= SUPPLIED MATERIAL =
____

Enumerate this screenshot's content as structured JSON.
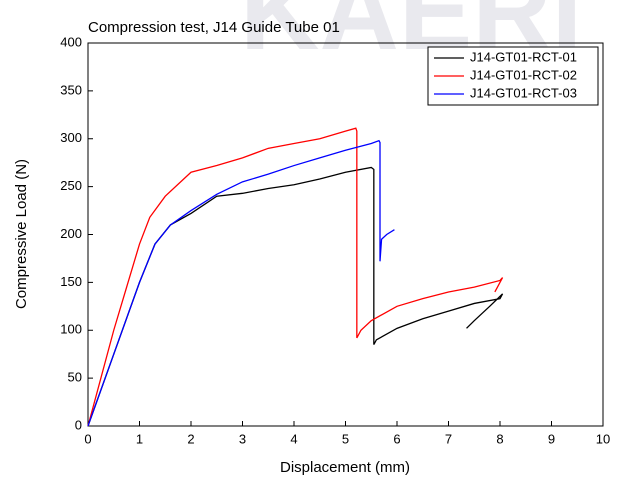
{
  "chart_data": {
    "type": "line",
    "title": "Compression test, J14 Guide Tube 01",
    "watermark": "KAERI",
    "xlabel": "Displacement (mm)",
    "ylabel": "Compressive Load (N)",
    "xlim": [
      0,
      10
    ],
    "xticks": [
      0,
      1,
      2,
      3,
      4,
      5,
      6,
      7,
      8,
      9,
      10
    ],
    "ylim": [
      0,
      400
    ],
    "yticks": [
      0,
      50,
      100,
      150,
      200,
      250,
      300,
      350,
      400
    ],
    "legend": "upper right",
    "series": [
      {
        "name": "J14-GT01-RCT-01",
        "color": "#000000",
        "x": [
          0,
          0.5,
          1,
          1.3,
          1.6,
          2,
          2.5,
          3,
          3.5,
          4,
          4.5,
          5,
          5.5,
          5.55,
          5.55,
          5.6,
          6,
          6.5,
          7,
          7.5,
          8,
          8.05,
          7.8,
          7.5,
          7.35
        ],
        "values": [
          0,
          75,
          150,
          190,
          210,
          222,
          240,
          243,
          248,
          252,
          258,
          265,
          270,
          268,
          85,
          90,
          102,
          112,
          120,
          128,
          133,
          138,
          125,
          110,
          102
        ]
      },
      {
        "name": "J14-GT01-RCT-02",
        "color": "#ff0000",
        "x": [
          0,
          0.5,
          1,
          1.2,
          1.5,
          2,
          2.5,
          3,
          3.5,
          4,
          4.5,
          5,
          5.2,
          5.22,
          5.22,
          5.3,
          5.5,
          6,
          6.5,
          7,
          7.5,
          8,
          8.05,
          7.95,
          7.9
        ],
        "values": [
          0,
          100,
          190,
          218,
          240,
          265,
          272,
          280,
          290,
          295,
          300,
          308,
          311,
          308,
          92,
          100,
          110,
          125,
          133,
          140,
          145,
          152,
          155,
          145,
          140
        ]
      },
      {
        "name": "J14-GT01-RCT-03",
        "color": "#0000ff",
        "x": [
          0,
          0.5,
          1,
          1.3,
          1.6,
          2,
          2.5,
          3,
          3.5,
          4,
          4.5,
          5,
          5.5,
          5.65,
          5.67,
          5.67,
          5.7,
          5.8,
          5.95
        ],
        "values": [
          0,
          75,
          150,
          190,
          210,
          225,
          242,
          255,
          263,
          272,
          280,
          288,
          295,
          298,
          296,
          172,
          195,
          200,
          205
        ]
      }
    ]
  }
}
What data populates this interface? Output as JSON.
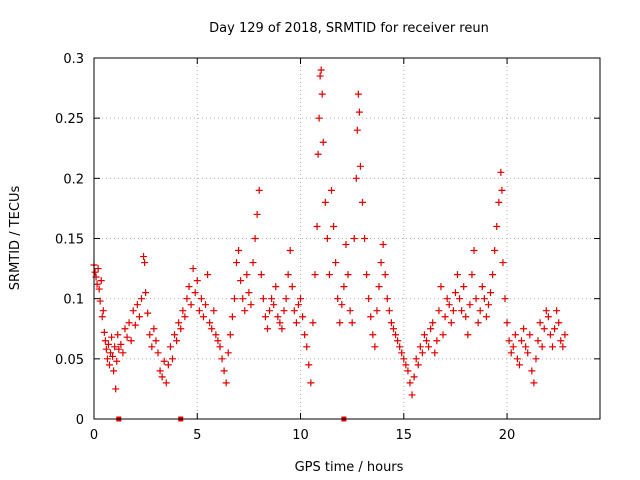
{
  "chart_data": {
    "type": "scatter",
    "title": "Day 129 of 2018, SRMTID for receiver reun",
    "xlabel": "GPS time / hours",
    "ylabel": "SRMTID / TECUs",
    "xlim": [
      0,
      24.5
    ],
    "ylim": [
      0,
      0.3
    ],
    "x_ticks": [
      "0",
      "5",
      "10",
      "15",
      "20"
    ],
    "x_tick_values": [
      0,
      5,
      10,
      15,
      20
    ],
    "y_ticks": [
      "0",
      "0.05",
      "0.1",
      "0.15",
      "0.2",
      "0.25",
      "0.3"
    ],
    "y_tick_values": [
      0,
      0.05,
      0.1,
      0.15,
      0.2,
      0.25,
      0.3
    ],
    "grid": true,
    "marker": "+",
    "color": "#e00000",
    "series": [
      {
        "name": "SRMTID",
        "points": [
          [
            0.0,
            0.128
          ],
          [
            0.05,
            0.122
          ],
          [
            0.1,
            0.118
          ],
          [
            0.15,
            0.112
          ],
          [
            0.2,
            0.125
          ],
          [
            0.25,
            0.108
          ],
          [
            0.3,
            0.098
          ],
          [
            0.35,
            0.115
          ],
          [
            0.4,
            0.085
          ],
          [
            0.45,
            0.09
          ],
          [
            0.5,
            0.072
          ],
          [
            0.55,
            0.065
          ],
          [
            0.6,
            0.058
          ],
          [
            0.65,
            0.05
          ],
          [
            0.7,
            0.062
          ],
          [
            0.75,
            0.045
          ],
          [
            0.8,
            0.055
          ],
          [
            0.85,
            0.068
          ],
          [
            0.9,
            0.052
          ],
          [
            0.95,
            0.04
          ],
          [
            1.0,
            0.06
          ],
          [
            1.05,
            0.025
          ],
          [
            1.1,
            0.048
          ],
          [
            1.15,
            0.07
          ],
          [
            1.2,
            0.058
          ],
          [
            1.3,
            0.062
          ],
          [
            1.4,
            0.055
          ],
          [
            1.5,
            0.075
          ],
          [
            1.6,
            0.068
          ],
          [
            1.7,
            0.08
          ],
          [
            1.8,
            0.065
          ],
          [
            1.9,
            0.09
          ],
          [
            2.0,
            0.078
          ],
          [
            2.1,
            0.095
          ],
          [
            2.2,
            0.085
          ],
          [
            2.3,
            0.1
          ],
          [
            2.4,
            0.135
          ],
          [
            2.45,
            0.13
          ],
          [
            2.5,
            0.105
          ],
          [
            2.6,
            0.088
          ],
          [
            2.7,
            0.07
          ],
          [
            2.8,
            0.06
          ],
          [
            2.9,
            0.075
          ],
          [
            3.0,
            0.065
          ],
          [
            3.1,
            0.055
          ],
          [
            3.2,
            0.04
          ],
          [
            3.3,
            0.035
          ],
          [
            3.4,
            0.048
          ],
          [
            3.5,
            0.03
          ],
          [
            3.6,
            0.045
          ],
          [
            3.7,
            0.06
          ],
          [
            3.8,
            0.05
          ],
          [
            3.9,
            0.07
          ],
          [
            4.0,
            0.065
          ],
          [
            4.1,
            0.08
          ],
          [
            4.2,
            0.075
          ],
          [
            4.3,
            0.09
          ],
          [
            4.4,
            0.085
          ],
          [
            4.5,
            0.1
          ],
          [
            4.6,
            0.11
          ],
          [
            4.7,
            0.095
          ],
          [
            4.8,
            0.125
          ],
          [
            4.9,
            0.105
          ],
          [
            5.0,
            0.115
          ],
          [
            5.1,
            0.09
          ],
          [
            5.2,
            0.1
          ],
          [
            5.3,
            0.085
          ],
          [
            5.4,
            0.095
          ],
          [
            5.5,
            0.12
          ],
          [
            5.6,
            0.08
          ],
          [
            5.7,
            0.075
          ],
          [
            5.8,
            0.09
          ],
          [
            5.9,
            0.07
          ],
          [
            6.0,
            0.065
          ],
          [
            6.1,
            0.06
          ],
          [
            6.2,
            0.05
          ],
          [
            6.3,
            0.04
          ],
          [
            6.4,
            0.03
          ],
          [
            6.5,
            0.055
          ],
          [
            6.6,
            0.07
          ],
          [
            6.7,
            0.085
          ],
          [
            6.8,
            0.1
          ],
          [
            6.9,
            0.13
          ],
          [
            7.0,
            0.14
          ],
          [
            7.1,
            0.115
          ],
          [
            7.2,
            0.1
          ],
          [
            7.3,
            0.09
          ],
          [
            7.4,
            0.12
          ],
          [
            7.5,
            0.105
          ],
          [
            7.6,
            0.095
          ],
          [
            7.7,
            0.13
          ],
          [
            7.8,
            0.15
          ],
          [
            7.9,
            0.17
          ],
          [
            8.0,
            0.19
          ],
          [
            8.1,
            0.12
          ],
          [
            8.2,
            0.1
          ],
          [
            8.3,
            0.085
          ],
          [
            8.4,
            0.075
          ],
          [
            8.5,
            0.09
          ],
          [
            8.6,
            0.1
          ],
          [
            8.7,
            0.095
          ],
          [
            8.8,
            0.11
          ],
          [
            8.9,
            0.085
          ],
          [
            9.0,
            0.08
          ],
          [
            9.1,
            0.075
          ],
          [
            9.2,
            0.09
          ],
          [
            9.3,
            0.1
          ],
          [
            9.4,
            0.12
          ],
          [
            9.5,
            0.14
          ],
          [
            9.6,
            0.11
          ],
          [
            9.7,
            0.09
          ],
          [
            9.8,
            0.08
          ],
          [
            9.9,
            0.095
          ],
          [
            10.0,
            0.1
          ],
          [
            10.1,
            0.085
          ],
          [
            10.2,
            0.07
          ],
          [
            10.3,
            0.06
          ],
          [
            10.4,
            0.045
          ],
          [
            10.5,
            0.03
          ],
          [
            10.6,
            0.08
          ],
          [
            10.7,
            0.12
          ],
          [
            10.8,
            0.16
          ],
          [
            10.85,
            0.22
          ],
          [
            10.9,
            0.25
          ],
          [
            10.95,
            0.285
          ],
          [
            11.0,
            0.29
          ],
          [
            11.05,
            0.27
          ],
          [
            11.1,
            0.23
          ],
          [
            11.2,
            0.18
          ],
          [
            11.3,
            0.15
          ],
          [
            11.4,
            0.12
          ],
          [
            11.5,
            0.19
          ],
          [
            11.6,
            0.16
          ],
          [
            11.7,
            0.13
          ],
          [
            11.8,
            0.1
          ],
          [
            11.9,
            0.08
          ],
          [
            12.0,
            0.095
          ],
          [
            12.1,
            0.11
          ],
          [
            12.2,
            0.145
          ],
          [
            12.3,
            0.12
          ],
          [
            12.4,
            0.09
          ],
          [
            12.5,
            0.08
          ],
          [
            12.6,
            0.15
          ],
          [
            12.7,
            0.2
          ],
          [
            12.75,
            0.24
          ],
          [
            12.8,
            0.27
          ],
          [
            12.85,
            0.255
          ],
          [
            12.9,
            0.21
          ],
          [
            13.0,
            0.18
          ],
          [
            13.1,
            0.15
          ],
          [
            13.2,
            0.12
          ],
          [
            13.3,
            0.1
          ],
          [
            13.4,
            0.085
          ],
          [
            13.5,
            0.07
          ],
          [
            13.6,
            0.06
          ],
          [
            13.7,
            0.09
          ],
          [
            13.8,
            0.11
          ],
          [
            13.9,
            0.13
          ],
          [
            14.0,
            0.145
          ],
          [
            14.1,
            0.12
          ],
          [
            14.2,
            0.1
          ],
          [
            14.3,
            0.09
          ],
          [
            14.4,
            0.08
          ],
          [
            14.5,
            0.075
          ],
          [
            14.6,
            0.07
          ],
          [
            14.7,
            0.065
          ],
          [
            14.8,
            0.06
          ],
          [
            14.9,
            0.055
          ],
          [
            15.0,
            0.05
          ],
          [
            15.1,
            0.045
          ],
          [
            15.2,
            0.04
          ],
          [
            15.3,
            0.03
          ],
          [
            15.4,
            0.02
          ],
          [
            15.5,
            0.035
          ],
          [
            15.6,
            0.05
          ],
          [
            15.7,
            0.045
          ],
          [
            15.8,
            0.06
          ],
          [
            15.9,
            0.055
          ],
          [
            16.0,
            0.07
          ],
          [
            16.1,
            0.065
          ],
          [
            16.2,
            0.06
          ],
          [
            16.3,
            0.075
          ],
          [
            16.4,
            0.08
          ],
          [
            16.5,
            0.055
          ],
          [
            16.6,
            0.065
          ],
          [
            16.7,
            0.09
          ],
          [
            16.8,
            0.11
          ],
          [
            16.9,
            0.07
          ],
          [
            17.0,
            0.085
          ],
          [
            17.1,
            0.1
          ],
          [
            17.2,
            0.095
          ],
          [
            17.3,
            0.08
          ],
          [
            17.4,
            0.09
          ],
          [
            17.5,
            0.105
          ],
          [
            17.6,
            0.12
          ],
          [
            17.7,
            0.1
          ],
          [
            17.8,
            0.09
          ],
          [
            17.9,
            0.11
          ],
          [
            18.0,
            0.085
          ],
          [
            18.1,
            0.07
          ],
          [
            18.2,
            0.095
          ],
          [
            18.3,
            0.12
          ],
          [
            18.4,
            0.14
          ],
          [
            18.5,
            0.1
          ],
          [
            18.6,
            0.08
          ],
          [
            18.7,
            0.09
          ],
          [
            18.8,
            0.11
          ],
          [
            18.9,
            0.1
          ],
          [
            19.0,
            0.085
          ],
          [
            19.1,
            0.095
          ],
          [
            19.2,
            0.105
          ],
          [
            19.3,
            0.12
          ],
          [
            19.4,
            0.14
          ],
          [
            19.5,
            0.16
          ],
          [
            19.6,
            0.18
          ],
          [
            19.7,
            0.205
          ],
          [
            19.75,
            0.19
          ],
          [
            19.8,
            0.13
          ],
          [
            19.9,
            0.1
          ],
          [
            20.0,
            0.08
          ],
          [
            20.1,
            0.065
          ],
          [
            20.2,
            0.055
          ],
          [
            20.3,
            0.06
          ],
          [
            20.4,
            0.07
          ],
          [
            20.5,
            0.05
          ],
          [
            20.6,
            0.045
          ],
          [
            20.7,
            0.065
          ],
          [
            20.8,
            0.075
          ],
          [
            20.9,
            0.06
          ],
          [
            21.0,
            0.055
          ],
          [
            21.1,
            0.07
          ],
          [
            21.2,
            0.04
          ],
          [
            21.3,
            0.03
          ],
          [
            21.4,
            0.05
          ],
          [
            21.5,
            0.065
          ],
          [
            21.6,
            0.08
          ],
          [
            21.7,
            0.06
          ],
          [
            21.8,
            0.075
          ],
          [
            21.9,
            0.09
          ],
          [
            22.0,
            0.085
          ],
          [
            22.1,
            0.07
          ],
          [
            22.2,
            0.06
          ],
          [
            22.3,
            0.075
          ],
          [
            22.4,
            0.09
          ],
          [
            22.5,
            0.08
          ],
          [
            22.6,
            0.065
          ],
          [
            22.7,
            0.06
          ],
          [
            22.8,
            0.07
          ]
        ]
      }
    ],
    "zero_points": [
      [
        1.2,
        0.0
      ],
      [
        4.2,
        0.0
      ],
      [
        12.1,
        0.0
      ]
    ]
  }
}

____

= AIM =
Lines containing the word "color" must all be returned from the material above.

= OUTPUT FOR THIS EXERCISE =
        "color": "#000000",
        "color": "#ff0000",
        "color": "#0000ff",
    "color": "#e00000",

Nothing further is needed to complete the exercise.